Problem description: Output the listing lines from the line with "y1]. List at most 100 elements." up to and including the line with "left-lat-labels: 50N 45N" as a JSON list of strings, one per line, skipping blank lines. Leave out the pictures.

Excerpted records:
▼

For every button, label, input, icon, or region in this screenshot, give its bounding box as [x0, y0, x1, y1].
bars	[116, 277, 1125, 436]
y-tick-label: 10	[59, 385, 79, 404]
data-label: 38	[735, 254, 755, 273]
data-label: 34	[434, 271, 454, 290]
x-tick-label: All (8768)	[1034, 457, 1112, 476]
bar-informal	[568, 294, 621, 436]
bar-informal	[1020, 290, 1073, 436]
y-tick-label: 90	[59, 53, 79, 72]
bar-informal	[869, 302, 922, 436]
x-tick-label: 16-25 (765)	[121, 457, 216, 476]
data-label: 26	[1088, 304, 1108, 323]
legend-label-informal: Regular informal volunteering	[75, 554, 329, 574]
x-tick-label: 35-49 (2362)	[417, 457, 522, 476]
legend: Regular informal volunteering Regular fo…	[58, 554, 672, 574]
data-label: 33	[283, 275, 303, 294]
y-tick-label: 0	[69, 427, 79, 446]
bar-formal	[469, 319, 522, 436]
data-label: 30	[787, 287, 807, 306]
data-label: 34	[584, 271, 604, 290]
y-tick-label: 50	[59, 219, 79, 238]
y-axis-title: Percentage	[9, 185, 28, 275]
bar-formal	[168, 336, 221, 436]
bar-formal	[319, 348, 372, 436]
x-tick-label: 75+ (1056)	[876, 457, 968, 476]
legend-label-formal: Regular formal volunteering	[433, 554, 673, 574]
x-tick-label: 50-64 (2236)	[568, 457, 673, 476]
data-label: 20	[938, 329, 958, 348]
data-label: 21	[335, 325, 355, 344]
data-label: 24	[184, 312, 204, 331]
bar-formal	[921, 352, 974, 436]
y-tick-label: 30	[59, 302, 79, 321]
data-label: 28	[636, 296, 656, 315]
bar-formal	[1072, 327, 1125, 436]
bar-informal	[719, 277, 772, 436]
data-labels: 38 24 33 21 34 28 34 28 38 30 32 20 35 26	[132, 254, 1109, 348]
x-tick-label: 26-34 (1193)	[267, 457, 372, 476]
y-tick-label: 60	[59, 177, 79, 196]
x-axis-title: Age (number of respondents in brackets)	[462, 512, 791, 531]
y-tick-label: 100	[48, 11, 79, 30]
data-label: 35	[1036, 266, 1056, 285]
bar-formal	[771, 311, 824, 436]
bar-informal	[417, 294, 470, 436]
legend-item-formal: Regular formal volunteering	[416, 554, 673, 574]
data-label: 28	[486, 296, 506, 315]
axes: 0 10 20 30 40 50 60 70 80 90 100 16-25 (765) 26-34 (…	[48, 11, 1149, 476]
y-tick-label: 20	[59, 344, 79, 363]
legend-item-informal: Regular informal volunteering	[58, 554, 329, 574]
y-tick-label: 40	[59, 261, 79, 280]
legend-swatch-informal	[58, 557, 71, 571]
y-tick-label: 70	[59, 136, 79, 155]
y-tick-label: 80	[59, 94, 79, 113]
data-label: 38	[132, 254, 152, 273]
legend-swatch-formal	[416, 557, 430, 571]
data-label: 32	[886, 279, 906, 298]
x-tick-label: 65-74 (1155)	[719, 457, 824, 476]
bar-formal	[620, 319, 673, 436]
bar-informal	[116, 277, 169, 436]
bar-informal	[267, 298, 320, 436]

▲
▼

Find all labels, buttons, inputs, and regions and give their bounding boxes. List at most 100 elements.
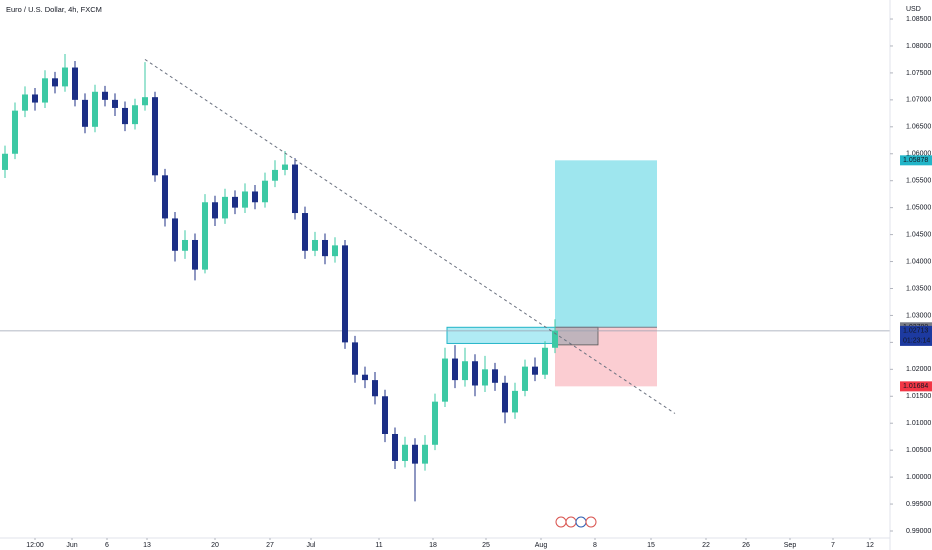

▲
▼

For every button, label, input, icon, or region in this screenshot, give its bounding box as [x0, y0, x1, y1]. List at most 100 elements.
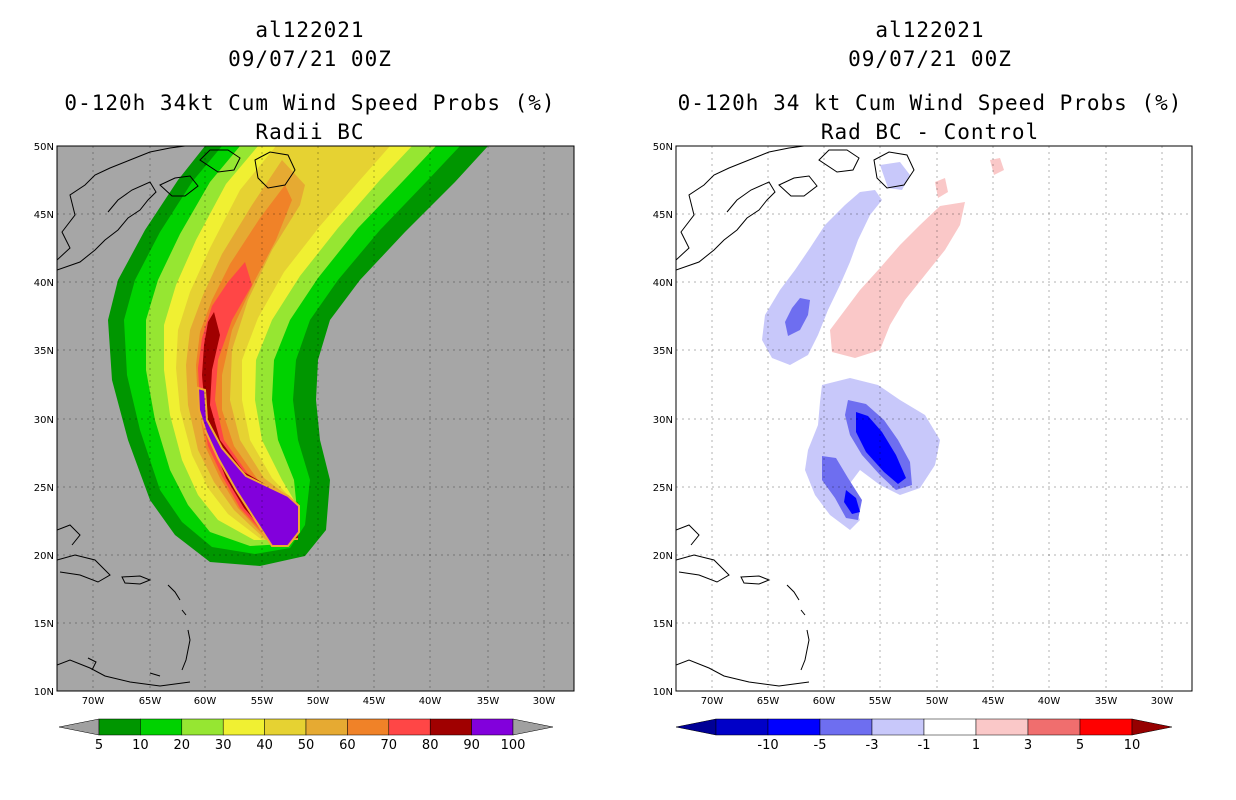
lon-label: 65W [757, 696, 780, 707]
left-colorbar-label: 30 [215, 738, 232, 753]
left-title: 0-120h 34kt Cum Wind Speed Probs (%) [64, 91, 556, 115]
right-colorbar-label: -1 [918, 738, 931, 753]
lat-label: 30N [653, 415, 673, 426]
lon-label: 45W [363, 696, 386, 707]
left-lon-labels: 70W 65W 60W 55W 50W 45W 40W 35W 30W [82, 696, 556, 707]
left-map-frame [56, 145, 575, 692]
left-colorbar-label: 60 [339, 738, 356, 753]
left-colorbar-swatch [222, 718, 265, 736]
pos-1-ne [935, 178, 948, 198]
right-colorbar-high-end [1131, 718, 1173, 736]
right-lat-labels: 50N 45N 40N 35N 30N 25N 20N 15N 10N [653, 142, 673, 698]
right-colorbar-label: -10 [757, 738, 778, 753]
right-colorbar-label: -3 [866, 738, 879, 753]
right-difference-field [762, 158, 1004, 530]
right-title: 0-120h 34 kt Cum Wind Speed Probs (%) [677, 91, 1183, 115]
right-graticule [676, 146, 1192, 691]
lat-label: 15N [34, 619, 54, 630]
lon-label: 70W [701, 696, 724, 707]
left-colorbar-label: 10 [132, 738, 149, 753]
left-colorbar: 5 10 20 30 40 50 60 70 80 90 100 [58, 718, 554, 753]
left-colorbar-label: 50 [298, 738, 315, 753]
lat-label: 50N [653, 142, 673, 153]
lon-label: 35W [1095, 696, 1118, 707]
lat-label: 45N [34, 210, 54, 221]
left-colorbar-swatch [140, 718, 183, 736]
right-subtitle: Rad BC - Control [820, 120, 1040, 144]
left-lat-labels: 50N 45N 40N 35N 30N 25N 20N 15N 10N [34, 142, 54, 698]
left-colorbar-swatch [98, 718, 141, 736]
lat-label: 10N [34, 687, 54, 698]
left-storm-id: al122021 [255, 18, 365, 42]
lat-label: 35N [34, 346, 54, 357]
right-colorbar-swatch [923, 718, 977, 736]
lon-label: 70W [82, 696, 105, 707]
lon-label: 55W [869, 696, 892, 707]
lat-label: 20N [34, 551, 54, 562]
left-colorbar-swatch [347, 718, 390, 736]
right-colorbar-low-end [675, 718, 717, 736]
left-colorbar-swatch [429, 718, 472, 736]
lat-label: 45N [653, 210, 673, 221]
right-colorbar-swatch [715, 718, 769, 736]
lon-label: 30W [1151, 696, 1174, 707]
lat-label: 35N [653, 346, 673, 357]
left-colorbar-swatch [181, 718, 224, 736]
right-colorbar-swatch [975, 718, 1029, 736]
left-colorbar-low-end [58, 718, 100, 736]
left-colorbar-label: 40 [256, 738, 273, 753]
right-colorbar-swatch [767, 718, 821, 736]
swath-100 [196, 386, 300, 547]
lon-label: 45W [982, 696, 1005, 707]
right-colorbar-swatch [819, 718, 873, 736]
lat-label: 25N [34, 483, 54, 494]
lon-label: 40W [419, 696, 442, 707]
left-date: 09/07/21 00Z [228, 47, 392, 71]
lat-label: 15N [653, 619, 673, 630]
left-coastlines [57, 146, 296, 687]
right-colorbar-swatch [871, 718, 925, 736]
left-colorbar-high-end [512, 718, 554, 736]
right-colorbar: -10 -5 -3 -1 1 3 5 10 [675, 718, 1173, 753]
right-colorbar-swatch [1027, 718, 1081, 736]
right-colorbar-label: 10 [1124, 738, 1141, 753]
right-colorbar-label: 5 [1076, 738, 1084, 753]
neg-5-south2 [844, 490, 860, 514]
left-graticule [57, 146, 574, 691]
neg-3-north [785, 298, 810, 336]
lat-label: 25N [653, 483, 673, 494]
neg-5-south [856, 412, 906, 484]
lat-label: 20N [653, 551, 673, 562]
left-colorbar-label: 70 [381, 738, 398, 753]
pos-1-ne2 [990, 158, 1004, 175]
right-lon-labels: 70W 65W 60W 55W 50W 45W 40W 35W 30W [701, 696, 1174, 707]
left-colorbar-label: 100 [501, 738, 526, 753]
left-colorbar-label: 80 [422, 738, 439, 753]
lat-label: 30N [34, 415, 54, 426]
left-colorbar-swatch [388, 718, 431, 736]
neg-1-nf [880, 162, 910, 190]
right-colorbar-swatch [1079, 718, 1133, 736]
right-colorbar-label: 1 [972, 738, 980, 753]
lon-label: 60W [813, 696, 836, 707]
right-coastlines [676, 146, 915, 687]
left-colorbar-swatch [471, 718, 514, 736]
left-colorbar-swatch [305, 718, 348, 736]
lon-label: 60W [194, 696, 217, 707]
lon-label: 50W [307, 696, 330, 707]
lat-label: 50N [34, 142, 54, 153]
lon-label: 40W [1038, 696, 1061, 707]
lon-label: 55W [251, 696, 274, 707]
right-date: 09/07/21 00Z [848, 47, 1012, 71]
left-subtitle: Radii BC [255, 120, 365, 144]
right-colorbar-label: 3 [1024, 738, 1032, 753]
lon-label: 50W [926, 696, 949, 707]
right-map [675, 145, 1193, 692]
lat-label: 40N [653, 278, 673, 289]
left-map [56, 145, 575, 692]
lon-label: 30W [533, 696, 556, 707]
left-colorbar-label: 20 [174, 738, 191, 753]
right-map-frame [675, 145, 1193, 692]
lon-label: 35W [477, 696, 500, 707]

▲

Output of the task:
[
  "For every button, label, input, icon, or region in this screenshot, give its bounding box as [x0, y0, x1, y1]. List at most 100 elements.",
  "lon-label: 65W [757, 696, 780, 707]",
  "left-colorbar-label: 30 [215, 738, 232, 753]",
  "left-title: 0-120h 34kt Cum Wind Speed Probs (%) [64, 91, 556, 115]",
  "right-colorbar-label: -1 [918, 738, 931, 753]",
  "lat-label: 30N [653, 415, 673, 426]",
  "lon-label: 45W [363, 696, 386, 707]",
  "left-lon-labels: 70W 65W 60W 55W 50W 45W 40W 35W 30W [82, 696, 556, 707]",
  "left-map-frame [56, 145, 575, 692]",
  "left-colorbar-label: 60 [339, 738, 356, 753]",
  "left-colorbar-swatch [222, 718, 265, 736]",
  "pos-1-ne [935, 178, 948, 198]",
  "right-colorbar-high-end [1131, 718, 1173, 736]",
  "right-lat-labels: 50N 45N 40N 35N 30N 25N 20N 15N 10N [653, 142, 673, 698]",
  "right-colorbar-label: -10 [757, 738, 778, 753]",
  "right-colorbar-label: -3 [866, 738, 879, 753]",
  "right-difference-field [762, 158, 1004, 530]",
  "right-title: 0-120h 34 kt Cum Wind Speed Probs (%) [677, 91, 1183, 115]",
  "right-graticule [676, 146, 1192, 691]",
  "lat-label: 15N [34, 619, 54, 630]",
  "lon-label: 70W [701, 696, 724, 707]",
  "left-colorbar-label: 10 [132, 738, 149, 753]",
  "left-colorbar: 5 10 20 30 40 50 60 70 80 90 100 [58, 718, 554, 753]",
  "left-colorbar-label: 50 [298, 738, 315, 753]",
  "lat-label: 50N [653, 142, 673, 153]",
  "lon-label: 35W [1095, 696, 1118, 707]",
  "lat-label: 45N [34, 210, 54, 221]",
  "left-colorbar-swatch [140, 718, 183, 736]",
  "right-subtitle: Rad BC - Control [820, 120, 1040, 144]",
  "left-lat-labels: 50N 45N 40N 35N 30N 25N 20N 15N 10N [34, 142, 54, 698]"
]